In the data that follows, count every line holding the string "Hook" and give the count alone.

#### [The records]
•••••

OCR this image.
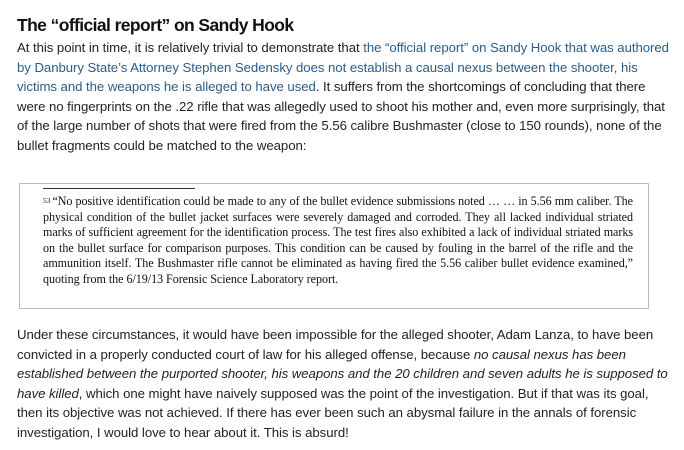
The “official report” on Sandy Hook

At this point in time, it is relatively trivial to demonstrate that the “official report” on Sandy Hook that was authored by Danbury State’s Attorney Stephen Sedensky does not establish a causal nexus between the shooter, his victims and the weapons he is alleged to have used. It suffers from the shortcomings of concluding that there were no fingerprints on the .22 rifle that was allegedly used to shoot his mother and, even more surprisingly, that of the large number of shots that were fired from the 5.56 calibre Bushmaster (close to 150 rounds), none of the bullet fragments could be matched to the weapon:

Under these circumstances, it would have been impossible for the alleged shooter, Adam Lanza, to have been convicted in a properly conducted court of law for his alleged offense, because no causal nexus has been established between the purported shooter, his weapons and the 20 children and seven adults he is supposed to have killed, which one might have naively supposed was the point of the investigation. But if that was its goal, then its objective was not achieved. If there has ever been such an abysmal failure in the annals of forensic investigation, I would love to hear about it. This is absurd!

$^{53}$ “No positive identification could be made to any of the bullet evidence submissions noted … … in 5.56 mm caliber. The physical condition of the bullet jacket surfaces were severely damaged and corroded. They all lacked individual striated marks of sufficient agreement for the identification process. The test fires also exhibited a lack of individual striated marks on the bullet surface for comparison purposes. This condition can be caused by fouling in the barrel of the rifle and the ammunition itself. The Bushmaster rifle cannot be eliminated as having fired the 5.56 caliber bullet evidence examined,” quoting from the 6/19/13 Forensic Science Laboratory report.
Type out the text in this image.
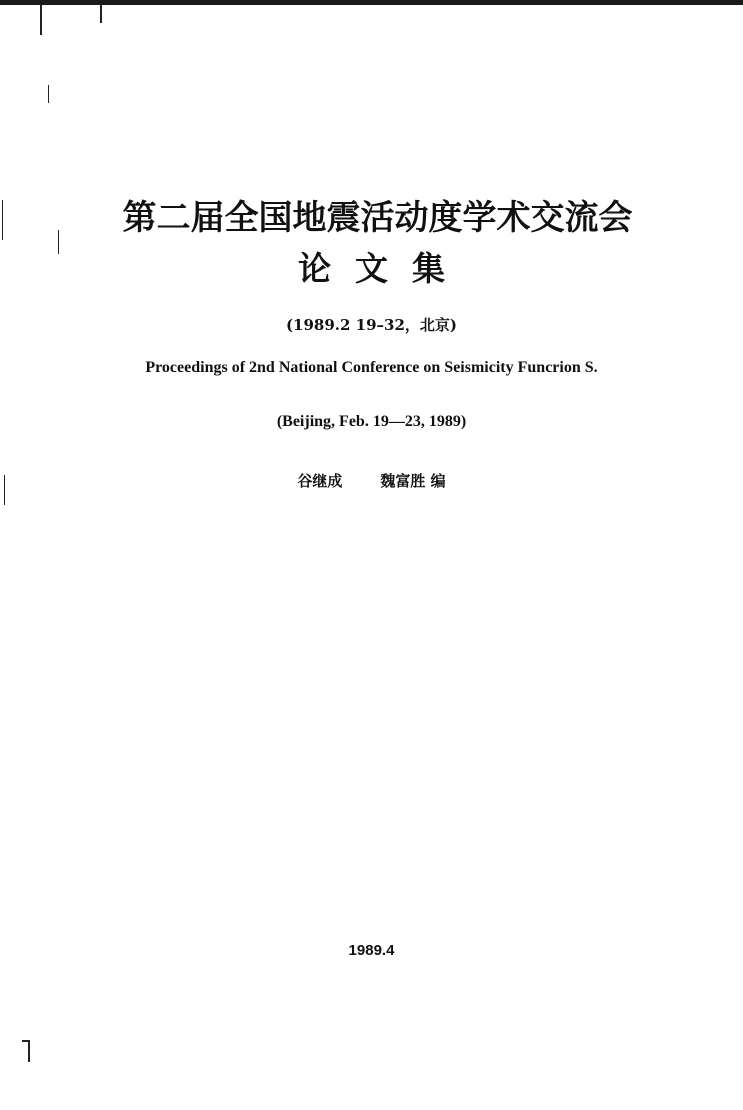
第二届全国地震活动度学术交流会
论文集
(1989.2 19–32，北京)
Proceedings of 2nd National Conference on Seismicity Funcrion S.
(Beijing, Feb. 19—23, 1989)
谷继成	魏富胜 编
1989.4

•••••

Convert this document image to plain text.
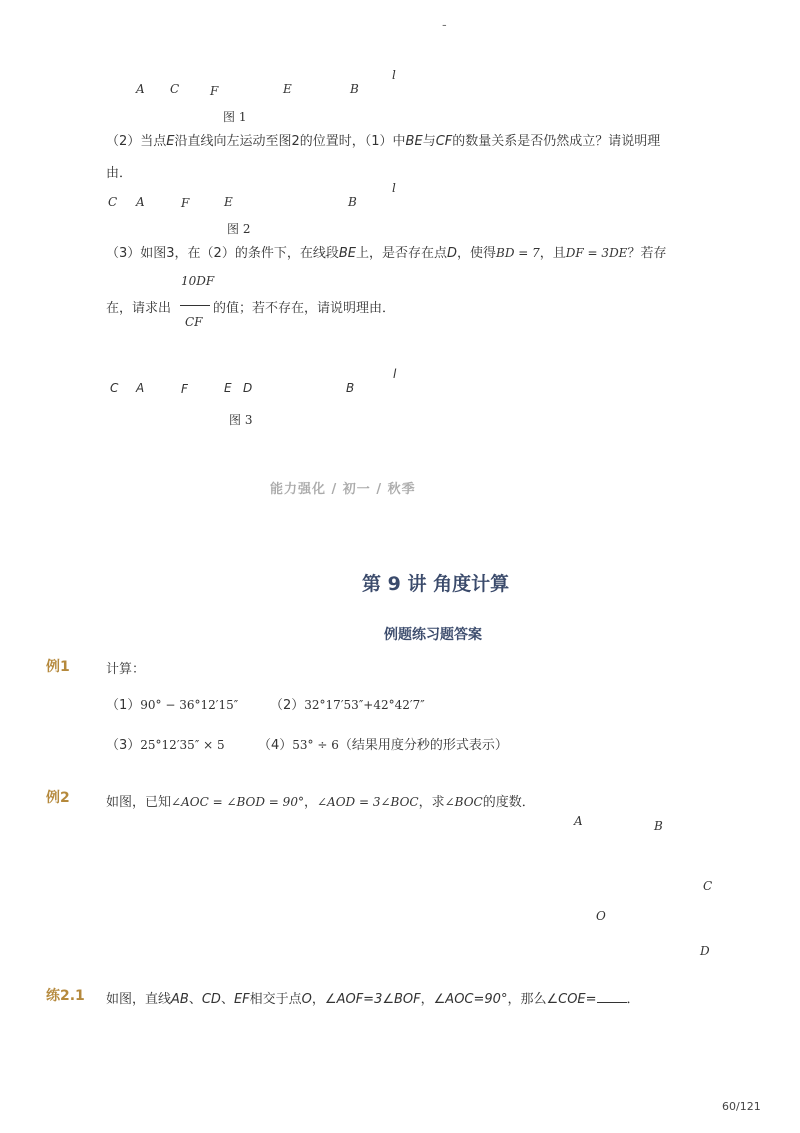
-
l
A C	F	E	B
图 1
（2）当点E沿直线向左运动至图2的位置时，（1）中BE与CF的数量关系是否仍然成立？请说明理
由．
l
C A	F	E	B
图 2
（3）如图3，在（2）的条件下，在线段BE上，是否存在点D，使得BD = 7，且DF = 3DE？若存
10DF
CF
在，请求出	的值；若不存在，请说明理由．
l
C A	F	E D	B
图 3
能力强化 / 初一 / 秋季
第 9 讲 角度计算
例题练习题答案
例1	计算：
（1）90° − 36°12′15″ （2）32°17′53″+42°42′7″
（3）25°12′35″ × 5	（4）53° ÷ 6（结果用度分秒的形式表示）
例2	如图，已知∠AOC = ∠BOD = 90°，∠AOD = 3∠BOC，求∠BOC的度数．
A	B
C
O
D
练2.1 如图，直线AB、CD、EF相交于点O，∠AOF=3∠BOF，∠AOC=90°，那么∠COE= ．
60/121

•••••

#### [Written response]
2